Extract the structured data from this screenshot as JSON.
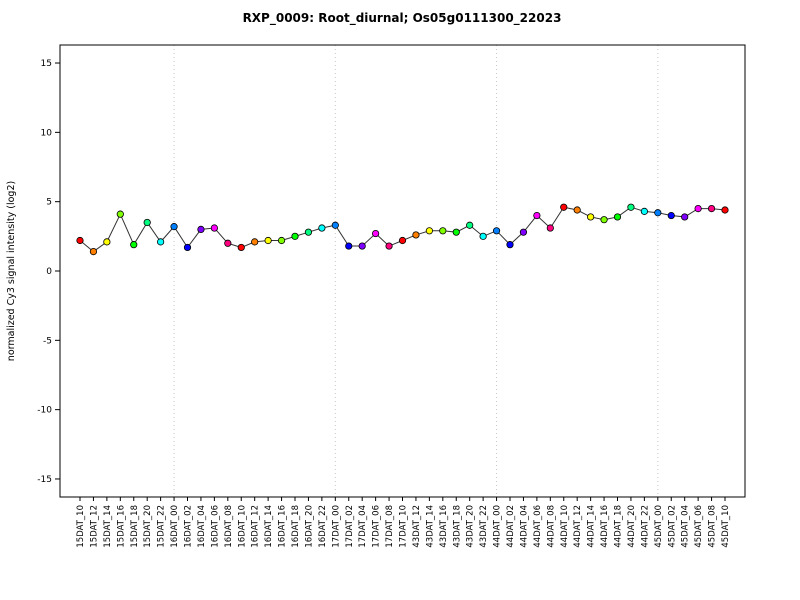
{
  "page": {
    "background": "#FFFFFF"
  },
  "chart_data": {
    "type": "line",
    "title": "RXP_0009: Root_diurnal; Os05g0111300_22023",
    "ylabel": "normalized Cy3 signal intensity (log2)",
    "xlabel": "",
    "ylim": [
      -16.3,
      16.3
    ],
    "yticks": [
      -15,
      -10,
      -5,
      0,
      5,
      10,
      15
    ],
    "grid": {
      "vertical_dotted_at": [
        "16DAT_00",
        "17DAT_00",
        "44DAT_00",
        "45DAT_00"
      ],
      "grid_color": "#C8C8C8"
    },
    "line_color": "#333333",
    "marker": {
      "radius": 3.2,
      "stroke": "#000000"
    },
    "color_cycle_palette": [
      "#FF0000",
      "#FF8000",
      "#FFFF00",
      "#80FF00",
      "#00FF00",
      "#00FF80",
      "#00FFFF",
      "#0080FF",
      "#0000FF",
      "#8000FF",
      "#FF00FF",
      "#FF0080"
    ],
    "categories": [
      "15DAT_10",
      "15DAT_12",
      "15DAT_14",
      "15DAT_16",
      "15DAT_18",
      "15DAT_20",
      "15DAT_22",
      "16DAT_00",
      "16DAT_02",
      "16DAT_04",
      "16DAT_06",
      "16DAT_08",
      "16DAT_10",
      "16DAT_12",
      "16DAT_14",
      "16DAT_16",
      "16DAT_18",
      "16DAT_20",
      "16DAT_22",
      "17DAT_00",
      "17DAT_02",
      "17DAT_04",
      "17DAT_06",
      "17DAT_08",
      "17DAT_10",
      "43DAT_12",
      "43DAT_14",
      "43DAT_16",
      "43DAT_18",
      "43DAT_20",
      "43DAT_22",
      "44DAT_00",
      "44DAT_02",
      "44DAT_04",
      "44DAT_06",
      "44DAT_08",
      "44DAT_10",
      "44DAT_12",
      "44DAT_14",
      "44DAT_16",
      "44DAT_18",
      "44DAT_20",
      "44DAT_22",
      "45DAT_00",
      "45DAT_02",
      "45DAT_04",
      "45DAT_06",
      "45DAT_08",
      "45DAT_10"
    ],
    "values": [
      2.2,
      1.4,
      2.1,
      4.1,
      1.9,
      3.5,
      2.1,
      3.2,
      1.7,
      3.0,
      3.1,
      2.0,
      1.7,
      2.1,
      2.2,
      2.2,
      2.5,
      2.8,
      3.1,
      3.3,
      1.8,
      1.8,
      2.7,
      1.8,
      2.2,
      2.6,
      2.9,
      2.9,
      2.8,
      3.3,
      2.5,
      2.9,
      1.9,
      2.8,
      4.0,
      3.1,
      4.6,
      4.4,
      3.9,
      3.7,
      3.9,
      4.6,
      4.3,
      4.2,
      4.0,
      3.9,
      4.5,
      4.5,
      4.4
    ],
    "point_colors": [
      "#FF0000",
      "#FF8000",
      "#FFFF00",
      "#80FF00",
      "#00FF00",
      "#00FF80",
      "#00FFFF",
      "#0080FF",
      "#0000FF",
      "#8000FF",
      "#FF00FF",
      "#FF0080",
      "#FF0000",
      "#FF8000",
      "#FFFF00",
      "#80FF00",
      "#00FF00",
      "#00FF80",
      "#00FFFF",
      "#0080FF",
      "#0000FF",
      "#8000FF",
      "#FF00FF",
      "#FF0080",
      "#FF0000",
      "#FF8000",
      "#FFFF00",
      "#80FF00",
      "#00FF00",
      "#00FF80",
      "#00FFFF",
      "#0080FF",
      "#0000FF",
      "#8000FF",
      "#FF00FF",
      "#FF0080",
      "#FF0000",
      "#FF8000",
      "#FFFF00",
      "#80FF00",
      "#00FF00",
      "#00FF80",
      "#00FFFF",
      "#0080FF",
      "#0000FF",
      "#8000FF",
      "#FF00FF",
      "#FF0080",
      "#FF0000"
    ]
  }
}
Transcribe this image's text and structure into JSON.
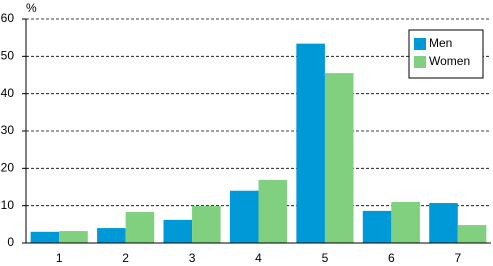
{
  "chart_data": {
    "type": "bar",
    "y_label": "%",
    "categories": [
      "1",
      "2",
      "3",
      "4",
      "5",
      "6",
      "7"
    ],
    "series": [
      {
        "name": "Men",
        "color": "#0099d8",
        "values": [
          3.0,
          4.0,
          6.2,
          14.0,
          53.4,
          8.6,
          10.7
        ]
      },
      {
        "name": "Women",
        "color": "#80d080",
        "values": [
          3.2,
          8.3,
          9.9,
          16.9,
          45.5,
          11.0,
          4.8
        ]
      }
    ],
    "ylim": [
      0,
      60
    ],
    "yticks": [
      0,
      10,
      20,
      30,
      40,
      50,
      60
    ],
    "grid": true,
    "legend": "upper-right"
  }
}
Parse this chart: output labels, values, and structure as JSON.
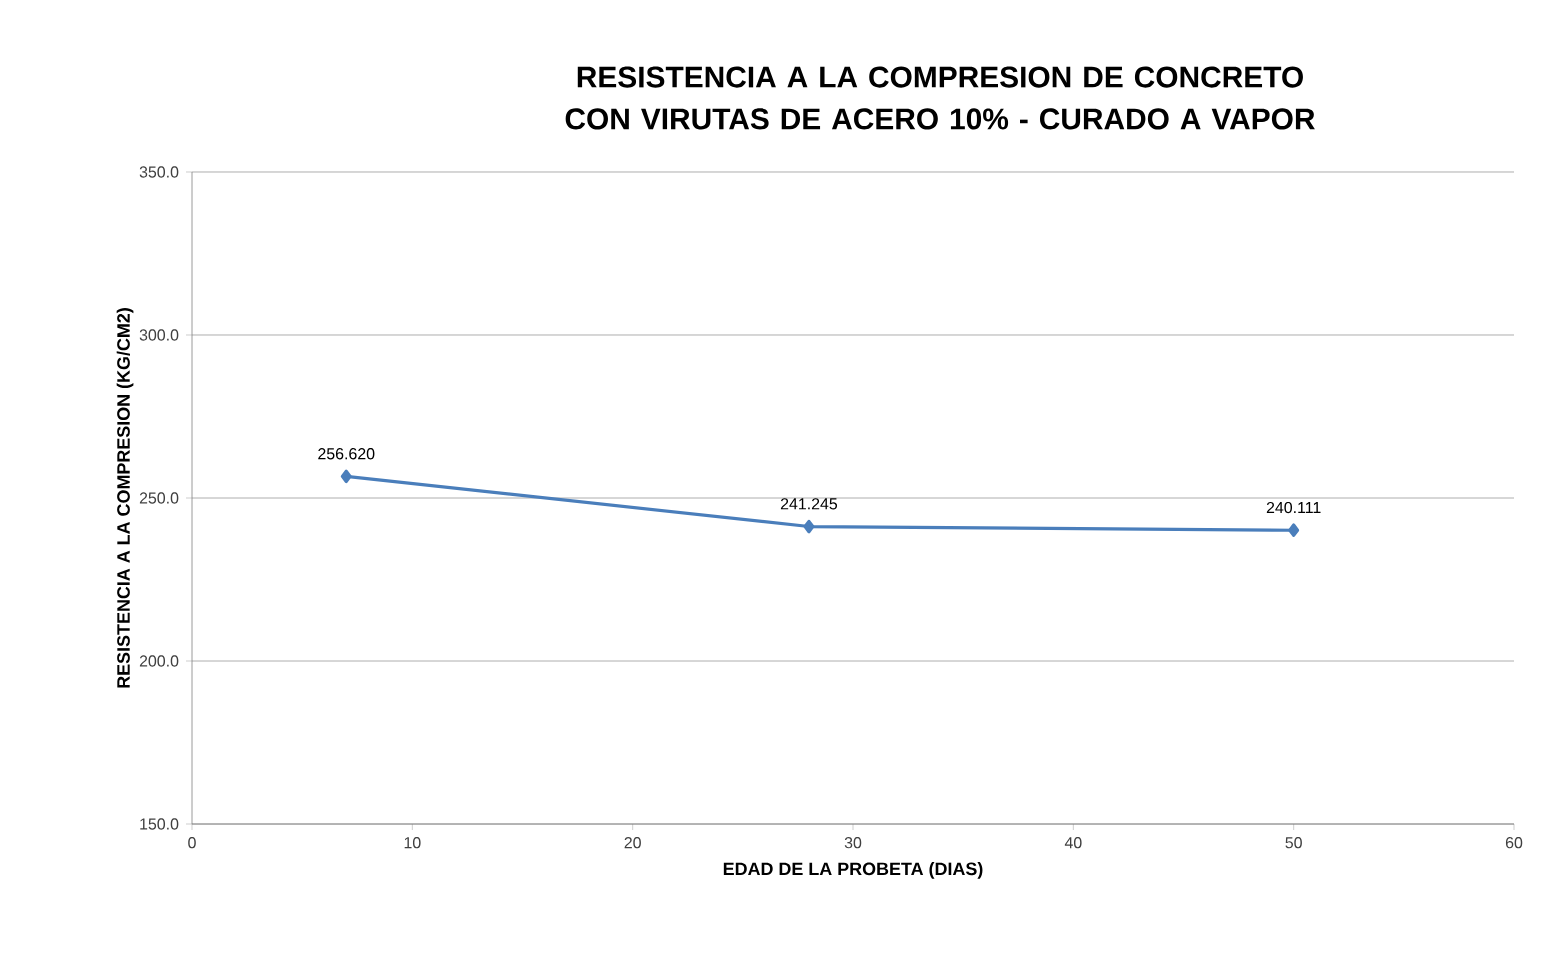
{
  "chart_data": {
    "type": "line",
    "title": "RESISTENCIA A LA COMPRESION DE CONCRETO CON VIRUTAS DE ACERO 10% - CURADO A VAPOR",
    "xlabel": "EDAD DE LA PROBETA (DIAS)",
    "ylabel": "RESISTENCIA A LA COMPRESION (KG/CM2)",
    "x": [
      7,
      28,
      50
    ],
    "series": [
      {
        "color": "#4a7ebb",
        "values": [
          256.62,
          241.245,
          240.111
        ],
        "value_labels": [
          "256.620",
          "241.245",
          "240.111"
        ]
      }
    ],
    "xlim": [
      0,
      60
    ],
    "xticks": [
      0,
      10,
      20,
      30,
      40,
      50,
      60
    ],
    "ylim": [
      150,
      350
    ],
    "yticks": [
      {
        "value": 150,
        "label": "150.0"
      },
      {
        "value": 200,
        "label": "200.0"
      },
      {
        "value": 250,
        "label": "250.0"
      },
      {
        "value": 300,
        "label": "300.0"
      },
      {
        "value": 350,
        "label": "350.0"
      }
    ],
    "grid": "y",
    "marker": "diamond",
    "line_style": "solid"
  }
}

▶ AIM OF THE EXERCISE
Leave the pictures out and copy the rest of the data exactly.

▶ ANSWER BELOW
Extract the structured data from this screenshot as JSON.
{
  "page": {
    "background": "#FFFFFF"
  },
  "chart_data": {
    "type": "line",
    "title": "RXP_0009: Root_diurnal; Os05g0111300_22023",
    "ylabel": "normalized Cy3 signal intensity (log2)",
    "xlabel": "",
    "ylim": [
      -16.3,
      16.3
    ],
    "yticks": [
      -15,
      -10,
      -5,
      0,
      5,
      10,
      15
    ],
    "grid": {
      "vertical_dotted_at": [
        "16DAT_00",
        "17DAT_00",
        "44DAT_00",
        "45DAT_00"
      ],
      "grid_color": "#C8C8C8"
    },
    "line_color": "#333333",
    "marker": {
      "radius": 3.2,
      "stroke": "#000000"
    },
    "color_cycle_palette": [
      "#FF0000",
      "#FF8000",
      "#FFFF00",
      "#80FF00",
      "#00FF00",
      "#00FF80",
      "#00FFFF",
      "#0080FF",
      "#0000FF",
      "#8000FF",
      "#FF00FF",
      "#FF0080"
    ],
    "categories": [
      "15DAT_10",
      "15DAT_12",
      "15DAT_14",
      "15DAT_16",
      "15DAT_18",
      "15DAT_20",
      "15DAT_22",
      "16DAT_00",
      "16DAT_02",
      "16DAT_04",
      "16DAT_06",
      "16DAT_08",
      "16DAT_10",
      "16DAT_12",
      "16DAT_14",
      "16DAT_16",
      "16DAT_18",
      "16DAT_20",
      "16DAT_22",
      "17DAT_00",
      "17DAT_02",
      "17DAT_04",
      "17DAT_06",
      "17DAT_08",
      "17DAT_10",
      "43DAT_12",
      "43DAT_14",
      "43DAT_16",
      "43DAT_18",
      "43DAT_20",
      "43DAT_22",
      "44DAT_00",
      "44DAT_02",
      "44DAT_04",
      "44DAT_06",
      "44DAT_08",
      "44DAT_10",
      "44DAT_12",
      "44DAT_14",
      "44DAT_16",
      "44DAT_18",
      "44DAT_20",
      "44DAT_22",
      "45DAT_00",
      "45DAT_02",
      "45DAT_04",
      "45DAT_06",
      "45DAT_08",
      "45DAT_10"
    ],
    "values": [
      2.2,
      1.4,
      2.1,
      4.1,
      1.9,
      3.5,
      2.1,
      3.2,
      1.7,
      3.0,
      3.1,
      2.0,
      1.7,
      2.1,
      2.2,
      2.2,
      2.5,
      2.8,
      3.1,
      3.3,
      1.8,
      1.8,
      2.7,
      1.8,
      2.2,
      2.6,
      2.9,
      2.9,
      2.8,
      3.3,
      2.5,
      2.9,
      1.9,
      2.8,
      4.0,
      3.1,
      4.6,
      4.4,
      3.9,
      3.7,
      3.9,
      4.6,
      4.3,
      4.2,
      4.0,
      3.9,
      4.5,
      4.5,
      4.4
    ],
    "point_colors": [
      "#FF0000",
      "#FF8000",
      "#FFFF00",
      "#80FF00",
      "#00FF00",
      "#00FF80",
      "#00FFFF",
      "#0080FF",
      "#0000FF",
      "#8000FF",
      "#FF00FF",
      "#FF0080",
      "#FF0000",
      "#FF8000",
      "#FFFF00",
      "#80FF00",
      "#00FF00",
      "#00FF80",
      "#00FFFF",
      "#0080FF",
      "#0000FF",
      "#8000FF",
      "#FF00FF",
      "#FF0080",
      "#FF0000",
      "#FF8000",
      "#FFFF00",
      "#80FF00",
      "#00FF00",
      "#00FF80",
      "#00FFFF",
      "#0080FF",
      "#0000FF",
      "#8000FF",
      "#FF00FF",
      "#FF0080",
      "#FF0000",
      "#FF8000",
      "#FFFF00",
      "#80FF00",
      "#00FF00",
      "#00FF80",
      "#00FFFF",
      "#0080FF",
      "#0000FF",
      "#8000FF",
      "#FF00FF",
      "#FF0080",
      "#FF0000"
    ]
  }
}
Transcribe this image's text and structure into JSON.
{
  "chart_data": {
    "type": "bar",
    "y_label": "%",
    "categories": [
      "1",
      "2",
      "3",
      "4",
      "5",
      "6",
      "7"
    ],
    "series": [
      {
        "name": "Men",
        "color": "#0099d8",
        "values": [
          3.0,
          4.0,
          6.2,
          14.0,
          53.4,
          8.6,
          10.7
        ]
      },
      {
        "name": "Women",
        "color": "#80d080",
        "values": [
          3.2,
          8.3,
          9.9,
          16.9,
          45.5,
          11.0,
          4.8
        ]
      }
    ],
    "ylim": [
      0,
      60
    ],
    "yticks": [
      0,
      10,
      20,
      30,
      40,
      50,
      60
    ],
    "grid": true,
    "legend": "upper-right"
  }
}
Parse this chart: output labels, values, and structure as JSON.
{
  "chart_data": {
    "type": "line",
    "title": "RESISTENCIA A LA COMPRESION DE CONCRETO CON VIRUTAS DE ACERO 10% - CURADO A VAPOR",
    "xlabel": "EDAD DE LA PROBETA (DIAS)",
    "ylabel": "RESISTENCIA A LA COMPRESION (KG/CM2)",
    "x": [
      7,
      28,
      50
    ],
    "series": [
      {
        "color": "#4a7ebb",
        "values": [
          256.62,
          241.245,
          240.111
        ],
        "value_labels": [
          "256.620",
          "241.245",
          "240.111"
        ]
      }
    ],
    "xlim": [
      0,
      60
    ],
    "xticks": [
      0,
      10,
      20,
      30,
      40,
      50,
      60
    ],
    "ylim": [
      150,
      350
    ],
    "yticks": [
      {
        "value": 150,
        "label": "150.0"
      },
      {
        "value": 200,
        "label": "200.0"
      },
      {
        "value": 250,
        "label": "250.0"
      },
      {
        "value": 300,
        "label": "300.0"
      },
      {
        "value": 350,
        "label": "350.0"
      }
    ],
    "grid": "y",
    "marker": "diamond",
    "line_style": "solid"
  }
}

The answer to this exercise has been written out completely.